▶ _Task objective_:
Restate every line of the material, word for word.

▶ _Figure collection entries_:

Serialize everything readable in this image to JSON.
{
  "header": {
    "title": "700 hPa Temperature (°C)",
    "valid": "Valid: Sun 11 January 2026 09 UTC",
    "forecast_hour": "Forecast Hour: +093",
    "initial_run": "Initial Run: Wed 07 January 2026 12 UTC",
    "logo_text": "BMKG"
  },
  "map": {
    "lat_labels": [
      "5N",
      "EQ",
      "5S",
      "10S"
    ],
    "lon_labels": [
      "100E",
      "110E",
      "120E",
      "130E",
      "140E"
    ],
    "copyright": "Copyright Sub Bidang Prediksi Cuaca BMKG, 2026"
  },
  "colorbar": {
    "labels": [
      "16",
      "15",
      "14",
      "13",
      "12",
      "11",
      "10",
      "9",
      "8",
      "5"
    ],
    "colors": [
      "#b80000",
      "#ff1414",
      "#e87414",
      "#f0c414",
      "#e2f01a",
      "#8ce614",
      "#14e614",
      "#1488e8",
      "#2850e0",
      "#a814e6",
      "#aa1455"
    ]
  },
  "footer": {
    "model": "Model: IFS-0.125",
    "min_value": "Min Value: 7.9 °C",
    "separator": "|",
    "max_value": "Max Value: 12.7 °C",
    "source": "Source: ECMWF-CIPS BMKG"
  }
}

▶ _Answer for the task_:
Serialize everything readable in this image to JSON.
{
  "header": {
    "title": "700 hPa Temperature (°C)",
    "valid": "Valid: Sun 11 January 2026 09 UTC",
    "forecast_hour": "Forecast Hour: +093",
    "initial_run": "Initial Run: Wed 07 January 2026 12 UTC",
    "logo_text": "BMKG"
  },
  "map": {
    "lat_labels": [
      "5N",
      "EQ",
      "5S",
      "10S"
    ],
    "lon_labels": [
      "100E",
      "110E",
      "120E",
      "130E",
      "140E"
    ],
    "copyright": "Copyright Sub Bidang Prediksi Cuaca BMKG, 2026"
  },
  "colorbar": {
    "labels": [
      "16",
      "15",
      "14",
      "13",
      "12",
      "11",
      "10",
      "9",
      "8",
      "5"
    ],
    "colors": [
      "#b80000",
      "#ff1414",
      "#e87414",
      "#f0c414",
      "#e2f01a",
      "#8ce614",
      "#14e614",
      "#1488e8",
      "#2850e0",
      "#a814e6",
      "#aa1455"
    ]
  },
  "footer": {
    "model": "Model: IFS-0.125",
    "min_value": "Min Value: 7.9 °C",
    "separator": "|",
    "max_value": "Max Value: 12.7 °C",
    "source": "Source: ECMWF-CIPS BMKG"
  }
}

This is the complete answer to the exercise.